▸ **EXERCISE PROMPT**: Write out each line beneath this one exactly as it reads.
• • • •
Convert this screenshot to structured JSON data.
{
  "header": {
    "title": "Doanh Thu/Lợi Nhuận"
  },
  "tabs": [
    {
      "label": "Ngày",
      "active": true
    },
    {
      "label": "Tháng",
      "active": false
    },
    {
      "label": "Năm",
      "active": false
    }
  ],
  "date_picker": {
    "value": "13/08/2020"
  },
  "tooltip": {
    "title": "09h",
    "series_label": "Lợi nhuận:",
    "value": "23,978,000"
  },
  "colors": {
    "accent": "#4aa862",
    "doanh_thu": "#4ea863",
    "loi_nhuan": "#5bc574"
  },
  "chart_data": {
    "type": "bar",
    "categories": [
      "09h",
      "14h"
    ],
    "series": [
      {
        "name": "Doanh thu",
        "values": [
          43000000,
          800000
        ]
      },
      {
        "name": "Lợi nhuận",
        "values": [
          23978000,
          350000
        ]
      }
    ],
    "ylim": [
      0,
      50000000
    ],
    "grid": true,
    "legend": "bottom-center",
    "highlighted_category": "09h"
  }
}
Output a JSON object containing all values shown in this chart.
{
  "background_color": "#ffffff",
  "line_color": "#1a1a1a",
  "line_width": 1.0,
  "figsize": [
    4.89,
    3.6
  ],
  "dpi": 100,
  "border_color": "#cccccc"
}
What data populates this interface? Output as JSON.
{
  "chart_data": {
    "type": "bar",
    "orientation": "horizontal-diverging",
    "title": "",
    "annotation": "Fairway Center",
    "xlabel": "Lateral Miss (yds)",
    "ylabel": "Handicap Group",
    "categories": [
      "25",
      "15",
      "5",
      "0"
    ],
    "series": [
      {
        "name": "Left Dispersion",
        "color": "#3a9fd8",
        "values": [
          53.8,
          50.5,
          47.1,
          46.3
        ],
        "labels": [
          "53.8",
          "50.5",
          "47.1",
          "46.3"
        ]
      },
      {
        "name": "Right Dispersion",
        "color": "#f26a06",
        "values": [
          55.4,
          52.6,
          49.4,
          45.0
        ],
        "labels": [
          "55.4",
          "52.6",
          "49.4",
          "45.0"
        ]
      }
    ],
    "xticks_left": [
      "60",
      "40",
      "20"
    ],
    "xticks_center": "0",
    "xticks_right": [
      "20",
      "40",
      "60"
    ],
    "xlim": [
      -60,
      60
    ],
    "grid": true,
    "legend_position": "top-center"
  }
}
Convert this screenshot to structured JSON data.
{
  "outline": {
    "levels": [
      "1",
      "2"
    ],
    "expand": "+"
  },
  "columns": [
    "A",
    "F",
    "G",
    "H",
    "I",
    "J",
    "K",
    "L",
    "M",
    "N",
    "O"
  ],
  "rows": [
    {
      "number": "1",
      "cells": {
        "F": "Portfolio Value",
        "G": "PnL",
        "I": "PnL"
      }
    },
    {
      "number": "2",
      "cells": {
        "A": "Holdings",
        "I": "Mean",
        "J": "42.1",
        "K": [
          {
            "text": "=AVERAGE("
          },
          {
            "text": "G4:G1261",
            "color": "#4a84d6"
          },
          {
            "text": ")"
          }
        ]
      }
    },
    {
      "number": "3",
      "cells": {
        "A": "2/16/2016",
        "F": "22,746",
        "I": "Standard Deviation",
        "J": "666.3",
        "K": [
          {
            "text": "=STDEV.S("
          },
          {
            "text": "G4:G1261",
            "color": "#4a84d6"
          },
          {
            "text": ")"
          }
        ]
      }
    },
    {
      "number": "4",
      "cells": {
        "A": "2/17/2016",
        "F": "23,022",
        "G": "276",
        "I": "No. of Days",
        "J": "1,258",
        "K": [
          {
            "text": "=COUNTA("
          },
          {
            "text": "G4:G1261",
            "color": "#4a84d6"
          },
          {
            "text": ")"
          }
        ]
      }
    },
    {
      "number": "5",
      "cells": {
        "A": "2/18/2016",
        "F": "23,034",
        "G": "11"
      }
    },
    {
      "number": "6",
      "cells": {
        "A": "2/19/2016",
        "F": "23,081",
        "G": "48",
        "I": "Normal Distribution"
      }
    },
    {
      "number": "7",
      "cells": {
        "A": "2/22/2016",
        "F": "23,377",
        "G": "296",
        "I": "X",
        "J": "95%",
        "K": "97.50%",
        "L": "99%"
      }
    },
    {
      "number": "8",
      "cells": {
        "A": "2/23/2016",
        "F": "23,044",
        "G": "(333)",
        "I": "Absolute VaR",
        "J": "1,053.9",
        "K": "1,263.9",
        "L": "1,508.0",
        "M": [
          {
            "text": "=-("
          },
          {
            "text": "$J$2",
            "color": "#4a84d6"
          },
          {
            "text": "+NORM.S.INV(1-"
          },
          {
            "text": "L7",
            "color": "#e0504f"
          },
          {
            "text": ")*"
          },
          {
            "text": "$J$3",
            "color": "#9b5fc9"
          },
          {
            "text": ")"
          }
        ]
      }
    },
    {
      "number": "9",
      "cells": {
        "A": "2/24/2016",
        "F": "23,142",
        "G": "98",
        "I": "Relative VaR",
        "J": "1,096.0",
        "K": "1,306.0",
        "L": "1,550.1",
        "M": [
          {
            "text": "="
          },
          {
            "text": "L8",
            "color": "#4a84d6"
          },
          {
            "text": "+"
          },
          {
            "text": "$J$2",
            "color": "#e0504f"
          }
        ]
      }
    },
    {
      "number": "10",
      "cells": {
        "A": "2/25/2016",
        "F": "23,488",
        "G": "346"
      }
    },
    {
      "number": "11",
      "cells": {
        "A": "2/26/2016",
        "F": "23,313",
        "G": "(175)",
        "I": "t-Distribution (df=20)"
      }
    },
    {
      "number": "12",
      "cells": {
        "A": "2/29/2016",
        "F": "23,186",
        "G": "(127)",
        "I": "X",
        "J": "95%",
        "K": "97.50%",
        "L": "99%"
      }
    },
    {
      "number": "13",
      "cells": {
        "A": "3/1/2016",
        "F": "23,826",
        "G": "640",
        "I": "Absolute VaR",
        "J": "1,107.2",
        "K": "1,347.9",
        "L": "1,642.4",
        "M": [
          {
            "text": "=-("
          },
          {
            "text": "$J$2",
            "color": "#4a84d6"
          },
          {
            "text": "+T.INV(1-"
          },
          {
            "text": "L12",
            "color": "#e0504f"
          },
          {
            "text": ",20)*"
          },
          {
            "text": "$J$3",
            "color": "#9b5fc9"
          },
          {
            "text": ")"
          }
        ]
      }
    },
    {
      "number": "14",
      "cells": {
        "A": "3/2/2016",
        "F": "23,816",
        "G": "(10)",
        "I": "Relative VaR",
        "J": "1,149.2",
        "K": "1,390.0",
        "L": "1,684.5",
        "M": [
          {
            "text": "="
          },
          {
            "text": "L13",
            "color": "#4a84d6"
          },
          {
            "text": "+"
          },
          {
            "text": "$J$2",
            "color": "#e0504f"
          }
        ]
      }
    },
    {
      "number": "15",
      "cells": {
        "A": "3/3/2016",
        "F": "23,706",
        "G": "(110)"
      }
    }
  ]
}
• • • •
▸ **CORRECT RESULT**:
Convert this screenshot to structured JSON data.
{
  "header": {
    "title": "Doanh Thu/Lợi Nhuận"
  },
  "tabs": [
    {
      "label": "Ngày",
      "active": true
    },
    {
      "label": "Tháng",
      "active": false
    },
    {
      "label": "Năm",
      "active": false
    }
  ],
  "date_picker": {
    "value": "13/08/2020"
  },
  "tooltip": {
    "title": "09h",
    "series_label": "Lợi nhuận:",
    "value": "23,978,000"
  },
  "colors": {
    "accent": "#4aa862",
    "doanh_thu": "#4ea863",
    "loi_nhuan": "#5bc574"
  },
  "chart_data": {
    "type": "bar",
    "categories": [
      "09h",
      "14h"
    ],
    "series": [
      {
        "name": "Doanh thu",
        "values": [
          43000000,
          800000
        ]
      },
      {
        "name": "Lợi nhuận",
        "values": [
          23978000,
          350000
        ]
      }
    ],
    "ylim": [
      0,
      50000000
    ],
    "grid": true,
    "legend": "bottom-center",
    "highlighted_category": "09h"
  }
}
Output a JSON object containing all values shown in this chart.
{
  "background_color": "#ffffff",
  "line_color": "#1a1a1a",
  "line_width": 1.0,
  "figsize": [
    4.89,
    3.6
  ],
  "dpi": 100,
  "border_color": "#cccccc"
}
What data populates this interface? Output as JSON.
{
  "chart_data": {
    "type": "bar",
    "orientation": "horizontal-diverging",
    "title": "",
    "annotation": "Fairway Center",
    "xlabel": "Lateral Miss (yds)",
    "ylabel": "Handicap Group",
    "categories": [
      "25",
      "15",
      "5",
      "0"
    ],
    "series": [
      {
        "name": "Left Dispersion",
        "color": "#3a9fd8",
        "values": [
          53.8,
          50.5,
          47.1,
          46.3
        ],
        "labels": [
          "53.8",
          "50.5",
          "47.1",
          "46.3"
        ]
      },
      {
        "name": "Right Dispersion",
        "color": "#f26a06",
        "values": [
          55.4,
          52.6,
          49.4,
          45.0
        ],
        "labels": [
          "55.4",
          "52.6",
          "49.4",
          "45.0"
        ]
      }
    ],
    "xticks_left": [
      "60",
      "40",
      "20"
    ],
    "xticks_center": "0",
    "xticks_right": [
      "20",
      "40",
      "60"
    ],
    "xlim": [
      -60,
      60
    ],
    "grid": true,
    "legend_position": "top-center"
  }
}
Convert this screenshot to structured JSON data.
{
  "outline": {
    "levels": [
      "1",
      "2"
    ],
    "expand": "+"
  },
  "columns": [
    "A",
    "F",
    "G",
    "H",
    "I",
    "J",
    "K",
    "L",
    "M",
    "N",
    "O"
  ],
  "rows": [
    {
      "number": "1",
      "cells": {
        "F": "Portfolio Value",
        "G": "PnL",
        "I": "PnL"
      }
    },
    {
      "number": "2",
      "cells": {
        "A": "Holdings",
        "I": "Mean",
        "J": "42.1",
        "K": [
          {
            "text": "=AVERAGE("
          },
          {
            "text": "G4:G1261",
            "color": "#4a84d6"
          },
          {
            "text": ")"
          }
        ]
      }
    },
    {
      "number": "3",
      "cells": {
        "A": "2/16/2016",
        "F": "22,746",
        "I": "Standard Deviation",
        "J": "666.3",
        "K": [
          {
            "text": "=STDEV.S("
          },
          {
            "text": "G4:G1261",
            "color": "#4a84d6"
          },
          {
            "text": ")"
          }
        ]
      }
    },
    {
      "number": "4",
      "cells": {
        "A": "2/17/2016",
        "F": "23,022",
        "G": "276",
        "I": "No. of Days",
        "J": "1,258",
        "K": [
          {
            "text": "=COUNTA("
          },
          {
            "text": "G4:G1261",
            "color": "#4a84d6"
          },
          {
            "text": ")"
          }
        ]
      }
    },
    {
      "number": "5",
      "cells": {
        "A": "2/18/2016",
        "F": "23,034",
        "G": "11"
      }
    },
    {
      "number": "6",
      "cells": {
        "A": "2/19/2016",
        "F": "23,081",
        "G": "48",
        "I": "Normal Distribution"
      }
    },
    {
      "number": "7",
      "cells": {
        "A": "2/22/2016",
        "F": "23,377",
        "G": "296",
        "I": "X",
        "J": "95%",
        "K": "97.50%",
        "L": "99%"
      }
    },
    {
      "number": "8",
      "cells": {
        "A": "2/23/2016",
        "F": "23,044",
        "G": "(333)",
        "I": "Absolute VaR",
        "J": "1,053.9",
        "K": "1,263.9",
        "L": "1,508.0",
        "M": [
          {
            "text": "=-("
          },
          {
            "text": "$J$2",
            "color": "#4a84d6"
          },
          {
            "text": "+NORM.S.INV(1-"
          },
          {
            "text": "L7",
            "color": "#e0504f"
          },
          {
            "text": ")*"
          },
          {
            "text": "$J$3",
            "color": "#9b5fc9"
          },
          {
            "text": ")"
          }
        ]
      }
    },
    {
      "number": "9",
      "cells": {
        "A": "2/24/2016",
        "F": "23,142",
        "G": "98",
        "I": "Relative VaR",
        "J": "1,096.0",
        "K": "1,306.0",
        "L": "1,550.1",
        "M": [
          {
            "text": "="
          },
          {
            "text": "L8",
            "color": "#4a84d6"
          },
          {
            "text": "+"
          },
          {
            "text": "$J$2",
            "color": "#e0504f"
          }
        ]
      }
    },
    {
      "number": "10",
      "cells": {
        "A": "2/25/2016",
        "F": "23,488",
        "G": "346"
      }
    },
    {
      "number": "11",
      "cells": {
        "A": "2/26/2016",
        "F": "23,313",
        "G": "(175)",
        "I": "t-Distribution (df=20)"
      }
    },
    {
      "number": "12",
      "cells": {
        "A": "2/29/2016",
        "F": "23,186",
        "G": "(127)",
        "I": "X",
        "J": "95%",
        "K": "97.50%",
        "L": "99%"
      }
    },
    {
      "number": "13",
      "cells": {
        "A": "3/1/2016",
        "F": "23,826",
        "G": "640",
        "I": "Absolute VaR",
        "J": "1,107.2",
        "K": "1,347.9",
        "L": "1,642.4",
        "M": [
          {
            "text": "=-("
          },
          {
            "text": "$J$2",
            "color": "#4a84d6"
          },
          {
            "text": "+T.INV(1-"
          },
          {
            "text": "L12",
            "color": "#e0504f"
          },
          {
            "text": ",20)*"
          },
          {
            "text": "$J$3",
            "color": "#9b5fc9"
          },
          {
            "text": ")"
          }
        ]
      }
    },
    {
      "number": "14",
      "cells": {
        "A": "3/2/2016",
        "F": "23,816",
        "G": "(10)",
        "I": "Relative VaR",
        "J": "1,149.2",
        "K": "1,390.0",
        "L": "1,684.5",
        "M": [
          {
            "text": "="
          },
          {
            "text": "L13",
            "color": "#4a84d6"
          },
          {
            "text": "+"
          },
          {
            "text": "$J$2",
            "color": "#e0504f"
          }
        ]
      }
    },
    {
      "number": "15",
      "cells": {
        "A": "3/3/2016",
        "F": "23,706",
        "G": "(110)"
      }
    }
  ]
}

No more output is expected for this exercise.